- **TASK DIRECTIONS**
Reproduce all of the material exactly as shown.

- **DATA SUPPLIED**
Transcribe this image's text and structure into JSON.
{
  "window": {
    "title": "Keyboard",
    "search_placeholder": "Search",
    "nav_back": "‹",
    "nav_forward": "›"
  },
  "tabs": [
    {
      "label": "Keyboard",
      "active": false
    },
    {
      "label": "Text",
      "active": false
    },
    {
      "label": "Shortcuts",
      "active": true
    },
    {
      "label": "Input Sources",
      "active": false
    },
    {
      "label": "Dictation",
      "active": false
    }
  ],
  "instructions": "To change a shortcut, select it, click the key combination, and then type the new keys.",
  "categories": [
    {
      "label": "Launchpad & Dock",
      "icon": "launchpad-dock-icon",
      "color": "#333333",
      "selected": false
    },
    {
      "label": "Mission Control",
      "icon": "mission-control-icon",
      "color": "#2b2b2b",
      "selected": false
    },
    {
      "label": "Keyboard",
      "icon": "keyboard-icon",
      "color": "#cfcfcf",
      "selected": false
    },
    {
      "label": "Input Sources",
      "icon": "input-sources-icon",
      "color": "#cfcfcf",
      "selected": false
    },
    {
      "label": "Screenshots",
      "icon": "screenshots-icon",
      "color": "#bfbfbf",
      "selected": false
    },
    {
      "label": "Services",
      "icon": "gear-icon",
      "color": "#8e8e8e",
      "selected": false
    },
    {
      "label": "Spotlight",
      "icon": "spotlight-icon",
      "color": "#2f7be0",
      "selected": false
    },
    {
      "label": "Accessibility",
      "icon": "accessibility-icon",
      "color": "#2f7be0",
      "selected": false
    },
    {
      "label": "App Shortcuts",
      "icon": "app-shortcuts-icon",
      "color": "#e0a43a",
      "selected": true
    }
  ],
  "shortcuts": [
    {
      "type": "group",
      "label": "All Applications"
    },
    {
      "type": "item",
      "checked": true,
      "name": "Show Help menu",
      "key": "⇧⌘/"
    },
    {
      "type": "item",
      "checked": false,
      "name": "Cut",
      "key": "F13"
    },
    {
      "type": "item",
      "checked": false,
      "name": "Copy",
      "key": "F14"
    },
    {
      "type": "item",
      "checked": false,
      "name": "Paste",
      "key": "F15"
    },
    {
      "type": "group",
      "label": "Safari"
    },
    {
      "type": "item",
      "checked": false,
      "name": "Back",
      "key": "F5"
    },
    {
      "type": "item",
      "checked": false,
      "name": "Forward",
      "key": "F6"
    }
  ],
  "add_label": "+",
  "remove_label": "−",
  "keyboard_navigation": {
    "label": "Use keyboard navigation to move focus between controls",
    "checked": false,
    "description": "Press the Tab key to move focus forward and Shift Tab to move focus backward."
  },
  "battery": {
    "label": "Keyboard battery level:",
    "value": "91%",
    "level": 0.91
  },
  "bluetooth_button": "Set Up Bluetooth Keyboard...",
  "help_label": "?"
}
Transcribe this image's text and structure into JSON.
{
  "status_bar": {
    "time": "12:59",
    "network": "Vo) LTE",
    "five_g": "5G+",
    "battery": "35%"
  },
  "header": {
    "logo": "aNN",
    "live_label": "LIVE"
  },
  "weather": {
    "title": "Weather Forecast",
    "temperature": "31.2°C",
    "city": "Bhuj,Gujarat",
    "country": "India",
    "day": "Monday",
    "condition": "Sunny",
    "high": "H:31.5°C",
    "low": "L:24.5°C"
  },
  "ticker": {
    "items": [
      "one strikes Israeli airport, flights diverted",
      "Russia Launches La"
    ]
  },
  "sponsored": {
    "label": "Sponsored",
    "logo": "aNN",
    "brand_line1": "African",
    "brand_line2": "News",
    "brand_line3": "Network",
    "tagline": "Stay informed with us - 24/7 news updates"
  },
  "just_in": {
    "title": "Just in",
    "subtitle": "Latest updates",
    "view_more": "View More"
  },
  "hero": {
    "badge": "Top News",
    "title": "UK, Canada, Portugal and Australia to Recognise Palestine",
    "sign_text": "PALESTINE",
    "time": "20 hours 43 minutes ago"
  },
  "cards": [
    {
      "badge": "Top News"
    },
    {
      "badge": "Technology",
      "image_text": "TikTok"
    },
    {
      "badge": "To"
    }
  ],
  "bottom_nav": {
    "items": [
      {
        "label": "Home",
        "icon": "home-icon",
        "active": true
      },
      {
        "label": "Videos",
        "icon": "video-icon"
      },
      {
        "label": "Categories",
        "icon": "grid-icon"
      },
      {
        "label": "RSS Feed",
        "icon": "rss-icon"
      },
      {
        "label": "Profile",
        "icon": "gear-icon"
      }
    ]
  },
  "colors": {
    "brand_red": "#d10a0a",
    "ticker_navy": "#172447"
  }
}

- **ANSWER TO THIS PROBLEM**
Transcribe this image's text and structure into JSON.
{
  "window": {
    "title": "Keyboard",
    "search_placeholder": "Search",
    "nav_back": "‹",
    "nav_forward": "›"
  },
  "tabs": [
    {
      "label": "Keyboard",
      "active": false
    },
    {
      "label": "Text",
      "active": false
    },
    {
      "label": "Shortcuts",
      "active": true
    },
    {
      "label": "Input Sources",
      "active": false
    },
    {
      "label": "Dictation",
      "active": false
    }
  ],
  "instructions": "To change a shortcut, select it, click the key combination, and then type the new keys.",
  "categories": [
    {
      "label": "Launchpad & Dock",
      "icon": "launchpad-dock-icon",
      "color": "#333333",
      "selected": false
    },
    {
      "label": "Mission Control",
      "icon": "mission-control-icon",
      "color": "#2b2b2b",
      "selected": false
    },
    {
      "label": "Keyboard",
      "icon": "keyboard-icon",
      "color": "#cfcfcf",
      "selected": false
    },
    {
      "label": "Input Sources",
      "icon": "input-sources-icon",
      "color": "#cfcfcf",
      "selected": false
    },
    {
      "label": "Screenshots",
      "icon": "screenshots-icon",
      "color": "#bfbfbf",
      "selected": false
    },
    {
      "label": "Services",
      "icon": "gear-icon",
      "color": "#8e8e8e",
      "selected": false
    },
    {
      "label": "Spotlight",
      "icon": "spotlight-icon",
      "color": "#2f7be0",
      "selected": false
    },
    {
      "label": "Accessibility",
      "icon": "accessibility-icon",
      "color": "#2f7be0",
      "selected": false
    },
    {
      "label": "App Shortcuts",
      "icon": "app-shortcuts-icon",
      "color": "#e0a43a",
      "selected": true
    }
  ],
  "shortcuts": [
    {
      "type": "group",
      "label": "All Applications"
    },
    {
      "type": "item",
      "checked": true,
      "name": "Show Help menu",
      "key": "⇧⌘/"
    },
    {
      "type": "item",
      "checked": false,
      "name": "Cut",
      "key": "F13"
    },
    {
      "type": "item",
      "checked": false,
      "name": "Copy",
      "key": "F14"
    },
    {
      "type": "item",
      "checked": false,
      "name": "Paste",
      "key": "F15"
    },
    {
      "type": "group",
      "label": "Safari"
    },
    {
      "type": "item",
      "checked": false,
      "name": "Back",
      "key": "F5"
    },
    {
      "type": "item",
      "checked": false,
      "name": "Forward",
      "key": "F6"
    }
  ],
  "add_label": "+",
  "remove_label": "−",
  "keyboard_navigation": {
    "label": "Use keyboard navigation to move focus between controls",
    "checked": false,
    "description": "Press the Tab key to move focus forward and Shift Tab to move focus backward."
  },
  "battery": {
    "label": "Keyboard battery level:",
    "value": "91%",
    "level": 0.91
  },
  "bluetooth_button": "Set Up Bluetooth Keyboard...",
  "help_label": "?"
}
Transcribe this image's text and structure into JSON.
{
  "status_bar": {
    "time": "12:59",
    "network": "Vo) LTE",
    "five_g": "5G+",
    "battery": "35%"
  },
  "header": {
    "logo": "aNN",
    "live_label": "LIVE"
  },
  "weather": {
    "title": "Weather Forecast",
    "temperature": "31.2°C",
    "city": "Bhuj,Gujarat",
    "country": "India",
    "day": "Monday",
    "condition": "Sunny",
    "high": "H:31.5°C",
    "low": "L:24.5°C"
  },
  "ticker": {
    "items": [
      "one strikes Israeli airport, flights diverted",
      "Russia Launches La"
    ]
  },
  "sponsored": {
    "label": "Sponsored",
    "logo": "aNN",
    "brand_line1": "African",
    "brand_line2": "News",
    "brand_line3": "Network",
    "tagline": "Stay informed with us - 24/7 news updates"
  },
  "just_in": {
    "title": "Just in",
    "subtitle": "Latest updates",
    "view_more": "View More"
  },
  "hero": {
    "badge": "Top News",
    "title": "UK, Canada, Portugal and Australia to Recognise Palestine",
    "sign_text": "PALESTINE",
    "time": "20 hours 43 minutes ago"
  },
  "cards": [
    {
      "badge": "Top News"
    },
    {
      "badge": "Technology",
      "image_text": "TikTok"
    },
    {
      "badge": "To"
    }
  ],
  "bottom_nav": {
    "items": [
      {
        "label": "Home",
        "icon": "home-icon",
        "active": true
      },
      {
        "label": "Videos",
        "icon": "video-icon"
      },
      {
        "label": "Categories",
        "icon": "grid-icon"
      },
      {
        "label": "RSS Feed",
        "icon": "rss-icon"
      },
      {
        "label": "Profile",
        "icon": "gear-icon"
      }
    ]
  },
  "colors": {
    "brand_red": "#d10a0a",
    "ticker_navy": "#172447"
  }
}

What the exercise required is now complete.